Written exercise:
Please reproduce every record, keeping each one exactly as written.

Records excerpted from a collection:
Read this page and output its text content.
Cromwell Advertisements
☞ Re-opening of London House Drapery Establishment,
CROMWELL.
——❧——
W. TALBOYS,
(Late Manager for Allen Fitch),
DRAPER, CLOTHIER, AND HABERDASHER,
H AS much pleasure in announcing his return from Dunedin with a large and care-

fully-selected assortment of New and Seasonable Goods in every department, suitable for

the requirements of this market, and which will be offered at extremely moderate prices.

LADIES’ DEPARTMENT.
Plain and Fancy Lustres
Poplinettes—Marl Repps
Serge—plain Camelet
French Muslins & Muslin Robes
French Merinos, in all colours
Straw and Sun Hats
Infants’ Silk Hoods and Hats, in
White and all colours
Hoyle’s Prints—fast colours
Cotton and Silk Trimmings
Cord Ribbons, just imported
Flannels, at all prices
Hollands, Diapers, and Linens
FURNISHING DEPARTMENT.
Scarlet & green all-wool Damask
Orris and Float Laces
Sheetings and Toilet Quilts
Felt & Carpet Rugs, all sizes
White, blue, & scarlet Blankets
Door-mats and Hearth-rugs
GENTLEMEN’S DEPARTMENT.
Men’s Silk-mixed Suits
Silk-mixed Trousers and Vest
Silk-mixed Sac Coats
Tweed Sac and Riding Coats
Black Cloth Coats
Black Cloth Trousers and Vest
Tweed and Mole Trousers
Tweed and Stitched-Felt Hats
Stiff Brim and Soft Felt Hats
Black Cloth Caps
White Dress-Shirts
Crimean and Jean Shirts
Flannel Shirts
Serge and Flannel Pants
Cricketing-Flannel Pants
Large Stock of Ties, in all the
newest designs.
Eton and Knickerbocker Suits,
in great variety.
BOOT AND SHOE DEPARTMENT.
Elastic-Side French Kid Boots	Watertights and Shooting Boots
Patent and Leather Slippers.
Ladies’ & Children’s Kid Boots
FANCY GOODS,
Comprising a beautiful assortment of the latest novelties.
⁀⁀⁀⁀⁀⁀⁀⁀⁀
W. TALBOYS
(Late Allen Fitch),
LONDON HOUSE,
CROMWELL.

Answer to the exercise:
Read this page and output its text content.
Cromwell Advertisements
☞ Re-opening of London House Drapery Establishment,
CROMWELL.
——❧——
W. TALBOYS,
(Late Manager for Allen Fitch),
DRAPER, CLOTHIER, AND HABERDASHER,
H AS much pleasure in announcing his return from Dunedin with a large and care-

fully-selected assortment of New and Seasonable Goods in every department, suitable for

the requirements of this market, and which will be offered at extremely moderate prices.

LADIES’ DEPARTMENT.
Plain and Fancy Lustres
Poplinettes—Marl Repps
Serge—plain Camelet
French Muslins & Muslin Robes
French Merinos, in all colours
Straw and Sun Hats
Infants’ Silk Hoods and Hats, in
White and all colours
Hoyle’s Prints—fast colours
Cotton and Silk Trimmings
Cord Ribbons, just imported
Flannels, at all prices
Hollands, Diapers, and Linens
FURNISHING DEPARTMENT.
Scarlet & green all-wool Damask
Orris and Float Laces
Sheetings and Toilet Quilts
Felt & Carpet Rugs, all sizes
White, blue, & scarlet Blankets
Door-mats and Hearth-rugs
GENTLEMEN’S DEPARTMENT.
Men’s Silk-mixed Suits
Silk-mixed Trousers and Vest
Silk-mixed Sac Coats
Tweed Sac and Riding Coats
Black Cloth Coats
Black Cloth Trousers and Vest
Tweed and Mole Trousers
Tweed and Stitched-Felt Hats
Stiff Brim and Soft Felt Hats
Black Cloth Caps
White Dress-Shirts
Crimean and Jean Shirts
Flannel Shirts
Serge and Flannel Pants
Cricketing-Flannel Pants
Large Stock of Ties, in all the
newest designs.
Eton and Knickerbocker Suits,
in great variety.
BOOT AND SHOE DEPARTMENT.
Elastic-Side French Kid Boots	Watertights and Shooting Boots
Patent and Leather Slippers.
Ladies’ & Children’s Kid Boots
FANCY GOODS,
Comprising a beautiful assortment of the latest novelties.
⁀⁀⁀⁀⁀⁀⁀⁀⁀
W. TALBOYS
(Late Allen Fitch),
LONDON HOUSE,
CROMWELL.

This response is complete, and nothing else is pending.